Copy each line exactly.

--- START ---

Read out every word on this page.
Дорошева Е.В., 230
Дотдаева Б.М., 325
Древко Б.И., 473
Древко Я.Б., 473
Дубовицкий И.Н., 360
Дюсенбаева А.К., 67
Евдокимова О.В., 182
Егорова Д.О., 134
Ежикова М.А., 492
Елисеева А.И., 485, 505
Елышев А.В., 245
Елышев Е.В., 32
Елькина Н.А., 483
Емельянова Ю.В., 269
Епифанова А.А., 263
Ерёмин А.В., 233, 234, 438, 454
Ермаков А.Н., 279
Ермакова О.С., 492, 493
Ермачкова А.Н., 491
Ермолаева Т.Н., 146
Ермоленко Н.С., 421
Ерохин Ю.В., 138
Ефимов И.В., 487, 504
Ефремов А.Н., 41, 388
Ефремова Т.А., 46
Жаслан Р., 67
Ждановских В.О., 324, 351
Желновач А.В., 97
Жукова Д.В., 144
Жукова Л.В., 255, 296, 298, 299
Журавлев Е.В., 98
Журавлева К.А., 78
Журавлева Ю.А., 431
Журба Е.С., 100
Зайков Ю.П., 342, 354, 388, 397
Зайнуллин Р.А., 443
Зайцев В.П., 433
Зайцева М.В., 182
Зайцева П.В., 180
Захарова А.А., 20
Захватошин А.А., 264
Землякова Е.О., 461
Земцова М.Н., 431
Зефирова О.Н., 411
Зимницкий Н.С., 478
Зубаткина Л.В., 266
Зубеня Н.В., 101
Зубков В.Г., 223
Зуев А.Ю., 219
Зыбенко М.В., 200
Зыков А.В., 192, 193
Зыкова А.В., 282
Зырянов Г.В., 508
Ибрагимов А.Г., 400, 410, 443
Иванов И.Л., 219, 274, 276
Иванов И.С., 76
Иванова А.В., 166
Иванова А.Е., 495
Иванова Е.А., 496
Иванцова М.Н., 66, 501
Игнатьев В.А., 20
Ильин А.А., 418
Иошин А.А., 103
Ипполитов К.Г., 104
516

--- END ---

Worked solution:
Read out every word on this page.
Дорошева Е.В., 230
Дотдаева Б.М., 325
Древко Б.И., 473
Древко Я.Б., 473
Дубовицкий И.Н., 360
Дюсенбаева А.К., 67
Евдокимова О.В., 182
Егорова Д.О., 134
Ежикова М.А., 492
Елисеева А.И., 485, 505
Елышев А.В., 245
Елышев Е.В., 32
Елькина Н.А., 483
Емельянова Ю.В., 269
Епифанова А.А., 263
Ерёмин А.В., 233, 234, 438, 454
Ермаков А.Н., 279
Ермакова О.С., 492, 493
Ермачкова А.Н., 491
Ермолаева Т.Н., 146
Ермоленко Н.С., 421
Ерохин Ю.В., 138
Ефимов И.В., 487, 504
Ефремов А.Н., 41, 388
Ефремова Т.А., 46
Жаслан Р., 67
Ждановских В.О., 324, 351
Желновач А.В., 97
Жукова Д.В., 144
Жукова Л.В., 255, 296, 298, 299
Журавлев Е.В., 98
Журавлева К.А., 78
Журавлева Ю.А., 431
Журба Е.С., 100
Зайков Ю.П., 342, 354, 388, 397
Зайнуллин Р.А., 443
Зайцев В.П., 433
Зайцева М.В., 182
Зайцева П.В., 180
Захарова А.А., 20
Захватошин А.А., 264
Землякова Е.О., 461
Земцова М.Н., 431
Зефирова О.Н., 411
Зимницкий Н.С., 478
Зубаткина Л.В., 266
Зубеня Н.В., 101
Зубков В.Г., 223
Зуев А.Ю., 219
Зыбенко М.В., 200
Зыков А.В., 192, 193
Зыкова А.В., 282
Зырянов Г.В., 508
Ибрагимов А.Г., 400, 410, 443
Иванов И.Л., 219, 274, 276
Иванов И.С., 76
Иванова А.В., 166
Иванова А.Е., 495
Иванова Е.А., 496
Иванцова М.Н., 66, 501
Игнатьев В.А., 20
Ильин А.А., 418
Иошин А.А., 103
Ипполитов К.Г., 104
516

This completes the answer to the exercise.